■ Directions for this task ■
The records that follow must be reproduced in full, exactly as written.

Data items

------------------------------

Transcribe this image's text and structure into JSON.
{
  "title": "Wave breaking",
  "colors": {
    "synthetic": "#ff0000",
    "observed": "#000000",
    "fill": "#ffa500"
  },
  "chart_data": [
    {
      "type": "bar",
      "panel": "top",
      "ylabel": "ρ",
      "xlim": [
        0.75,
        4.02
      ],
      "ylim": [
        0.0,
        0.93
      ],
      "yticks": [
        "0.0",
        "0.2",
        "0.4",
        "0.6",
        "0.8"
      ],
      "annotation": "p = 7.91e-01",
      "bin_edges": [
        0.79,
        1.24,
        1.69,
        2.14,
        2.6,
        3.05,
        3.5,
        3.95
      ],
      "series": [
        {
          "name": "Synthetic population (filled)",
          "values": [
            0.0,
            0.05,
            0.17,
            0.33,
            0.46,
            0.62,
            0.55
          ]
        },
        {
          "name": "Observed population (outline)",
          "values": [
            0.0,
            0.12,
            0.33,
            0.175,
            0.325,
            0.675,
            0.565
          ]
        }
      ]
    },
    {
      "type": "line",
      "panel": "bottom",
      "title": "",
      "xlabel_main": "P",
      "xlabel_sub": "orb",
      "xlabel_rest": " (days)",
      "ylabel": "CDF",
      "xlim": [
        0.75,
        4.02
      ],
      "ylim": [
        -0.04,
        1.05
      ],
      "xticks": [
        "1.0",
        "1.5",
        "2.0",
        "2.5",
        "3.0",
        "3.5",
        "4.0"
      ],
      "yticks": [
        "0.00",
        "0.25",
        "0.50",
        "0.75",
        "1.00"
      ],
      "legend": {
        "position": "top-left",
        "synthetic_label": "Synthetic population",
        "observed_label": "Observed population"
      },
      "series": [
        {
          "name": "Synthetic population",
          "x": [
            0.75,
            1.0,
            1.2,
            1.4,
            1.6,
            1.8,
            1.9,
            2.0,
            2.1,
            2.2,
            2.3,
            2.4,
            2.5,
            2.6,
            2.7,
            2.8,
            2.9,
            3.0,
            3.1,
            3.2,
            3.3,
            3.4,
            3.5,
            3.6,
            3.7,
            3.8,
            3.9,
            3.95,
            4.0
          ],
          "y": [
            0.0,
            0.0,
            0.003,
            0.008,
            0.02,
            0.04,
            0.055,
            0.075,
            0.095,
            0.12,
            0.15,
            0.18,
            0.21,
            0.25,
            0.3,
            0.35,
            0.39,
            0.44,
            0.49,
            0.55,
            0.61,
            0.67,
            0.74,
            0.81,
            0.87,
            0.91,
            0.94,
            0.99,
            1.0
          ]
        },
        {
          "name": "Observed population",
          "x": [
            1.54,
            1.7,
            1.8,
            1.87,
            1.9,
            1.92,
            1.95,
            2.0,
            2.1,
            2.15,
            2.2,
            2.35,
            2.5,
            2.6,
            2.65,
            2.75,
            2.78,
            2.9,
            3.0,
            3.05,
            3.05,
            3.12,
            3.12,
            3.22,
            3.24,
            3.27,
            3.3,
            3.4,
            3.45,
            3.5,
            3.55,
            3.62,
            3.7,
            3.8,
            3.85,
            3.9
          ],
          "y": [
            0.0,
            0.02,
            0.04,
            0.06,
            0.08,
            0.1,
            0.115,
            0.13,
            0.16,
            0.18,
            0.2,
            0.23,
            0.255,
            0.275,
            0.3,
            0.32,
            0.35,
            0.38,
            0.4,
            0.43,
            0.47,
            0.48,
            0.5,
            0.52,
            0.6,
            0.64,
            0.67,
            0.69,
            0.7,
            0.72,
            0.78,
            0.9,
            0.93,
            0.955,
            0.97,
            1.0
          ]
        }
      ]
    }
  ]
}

------------------------------

■ Task solution ■
Transcribe this image's text and structure into JSON.
{
  "title": "Wave breaking",
  "colors": {
    "synthetic": "#ff0000",
    "observed": "#000000",
    "fill": "#ffa500"
  },
  "chart_data": [
    {
      "type": "bar",
      "panel": "top",
      "ylabel": "ρ",
      "xlim": [
        0.75,
        4.02
      ],
      "ylim": [
        0.0,
        0.93
      ],
      "yticks": [
        "0.0",
        "0.2",
        "0.4",
        "0.6",
        "0.8"
      ],
      "annotation": "p = 7.91e-01",
      "bin_edges": [
        0.79,
        1.24,
        1.69,
        2.14,
        2.6,
        3.05,
        3.5,
        3.95
      ],
      "series": [
        {
          "name": "Synthetic population (filled)",
          "values": [
            0.0,
            0.05,
            0.17,
            0.33,
            0.46,
            0.62,
            0.55
          ]
        },
        {
          "name": "Observed population (outline)",
          "values": [
            0.0,
            0.12,
            0.33,
            0.175,
            0.325,
            0.675,
            0.565
          ]
        }
      ]
    },
    {
      "type": "line",
      "panel": "bottom",
      "title": "",
      "xlabel_main": "P",
      "xlabel_sub": "orb",
      "xlabel_rest": " (days)",
      "ylabel": "CDF",
      "xlim": [
        0.75,
        4.02
      ],
      "ylim": [
        -0.04,
        1.05
      ],
      "xticks": [
        "1.0",
        "1.5",
        "2.0",
        "2.5",
        "3.0",
        "3.5",
        "4.0"
      ],
      "yticks": [
        "0.00",
        "0.25",
        "0.50",
        "0.75",
        "1.00"
      ],
      "legend": {
        "position": "top-left",
        "synthetic_label": "Synthetic population",
        "observed_label": "Observed population"
      },
      "series": [
        {
          "name": "Synthetic population",
          "x": [
            0.75,
            1.0,
            1.2,
            1.4,
            1.6,
            1.8,
            1.9,
            2.0,
            2.1,
            2.2,
            2.3,
            2.4,
            2.5,
            2.6,
            2.7,
            2.8,
            2.9,
            3.0,
            3.1,
            3.2,
            3.3,
            3.4,
            3.5,
            3.6,
            3.7,
            3.8,
            3.9,
            3.95,
            4.0
          ],
          "y": [
            0.0,
            0.0,
            0.003,
            0.008,
            0.02,
            0.04,
            0.055,
            0.075,
            0.095,
            0.12,
            0.15,
            0.18,
            0.21,
            0.25,
            0.3,
            0.35,
            0.39,
            0.44,
            0.49,
            0.55,
            0.61,
            0.67,
            0.74,
            0.81,
            0.87,
            0.91,
            0.94,
            0.99,
            1.0
          ]
        },
        {
          "name": "Observed population",
          "x": [
            1.54,
            1.7,
            1.8,
            1.87,
            1.9,
            1.92,
            1.95,
            2.0,
            2.1,
            2.15,
            2.2,
            2.35,
            2.5,
            2.6,
            2.65,
            2.75,
            2.78,
            2.9,
            3.0,
            3.05,
            3.05,
            3.12,
            3.12,
            3.22,
            3.24,
            3.27,
            3.3,
            3.4,
            3.45,
            3.5,
            3.55,
            3.62,
            3.7,
            3.8,
            3.85,
            3.9
          ],
          "y": [
            0.0,
            0.02,
            0.04,
            0.06,
            0.08,
            0.1,
            0.115,
            0.13,
            0.16,
            0.18,
            0.2,
            0.23,
            0.255,
            0.275,
            0.3,
            0.32,
            0.35,
            0.38,
            0.4,
            0.43,
            0.47,
            0.48,
            0.5,
            0.52,
            0.6,
            0.64,
            0.67,
            0.69,
            0.7,
            0.72,
            0.78,
            0.9,
            0.93,
            0.955,
            0.97,
            1.0
          ]
        }
      ]
    }
  ]
}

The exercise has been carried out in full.